YOUR INSTRUCTIONS: Pick out each line below containing "this".

DATA TO USE:
○ ○ ○ ○
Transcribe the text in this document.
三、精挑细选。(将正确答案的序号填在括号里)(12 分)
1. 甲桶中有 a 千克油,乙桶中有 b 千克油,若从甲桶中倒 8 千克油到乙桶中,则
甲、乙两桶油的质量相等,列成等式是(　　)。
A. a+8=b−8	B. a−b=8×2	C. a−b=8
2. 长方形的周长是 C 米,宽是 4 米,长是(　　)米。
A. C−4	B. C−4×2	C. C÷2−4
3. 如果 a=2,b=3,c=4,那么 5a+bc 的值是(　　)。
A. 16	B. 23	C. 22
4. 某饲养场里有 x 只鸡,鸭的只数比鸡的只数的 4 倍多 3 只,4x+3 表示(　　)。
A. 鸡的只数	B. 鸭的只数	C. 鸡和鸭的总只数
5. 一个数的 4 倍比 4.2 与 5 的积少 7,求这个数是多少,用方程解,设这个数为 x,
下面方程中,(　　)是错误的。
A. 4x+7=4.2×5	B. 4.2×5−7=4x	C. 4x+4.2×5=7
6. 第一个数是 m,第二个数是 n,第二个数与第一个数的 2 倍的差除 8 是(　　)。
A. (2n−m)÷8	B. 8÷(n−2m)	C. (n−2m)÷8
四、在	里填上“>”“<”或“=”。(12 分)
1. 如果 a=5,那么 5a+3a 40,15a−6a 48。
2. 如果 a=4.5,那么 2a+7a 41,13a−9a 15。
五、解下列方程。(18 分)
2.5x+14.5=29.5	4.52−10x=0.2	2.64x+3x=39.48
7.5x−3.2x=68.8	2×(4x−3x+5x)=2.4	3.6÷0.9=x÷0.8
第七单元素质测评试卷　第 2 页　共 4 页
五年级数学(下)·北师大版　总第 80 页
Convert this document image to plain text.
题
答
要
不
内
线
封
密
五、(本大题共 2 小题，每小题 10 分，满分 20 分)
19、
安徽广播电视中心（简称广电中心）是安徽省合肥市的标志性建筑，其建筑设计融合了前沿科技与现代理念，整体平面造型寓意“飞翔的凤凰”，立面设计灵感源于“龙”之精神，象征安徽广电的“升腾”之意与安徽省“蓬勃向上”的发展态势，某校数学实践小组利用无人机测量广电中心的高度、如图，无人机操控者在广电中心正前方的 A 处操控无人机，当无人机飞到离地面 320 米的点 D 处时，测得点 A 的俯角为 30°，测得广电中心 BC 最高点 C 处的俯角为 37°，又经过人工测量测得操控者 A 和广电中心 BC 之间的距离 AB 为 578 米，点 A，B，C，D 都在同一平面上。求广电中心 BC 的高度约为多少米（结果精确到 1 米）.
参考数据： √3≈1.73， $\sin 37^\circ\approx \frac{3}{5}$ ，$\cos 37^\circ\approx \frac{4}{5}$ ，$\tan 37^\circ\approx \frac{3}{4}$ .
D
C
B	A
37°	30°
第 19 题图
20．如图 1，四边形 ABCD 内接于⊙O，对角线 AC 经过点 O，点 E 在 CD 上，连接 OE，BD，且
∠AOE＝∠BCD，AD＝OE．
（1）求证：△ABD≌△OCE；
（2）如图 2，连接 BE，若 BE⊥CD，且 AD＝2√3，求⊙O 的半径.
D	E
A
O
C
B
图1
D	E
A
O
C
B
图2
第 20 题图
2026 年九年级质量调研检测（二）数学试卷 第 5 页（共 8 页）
○ ○ ○ ○
TASK ANSWER:
Transcribe the text in this document.
Convert this document image to plain text.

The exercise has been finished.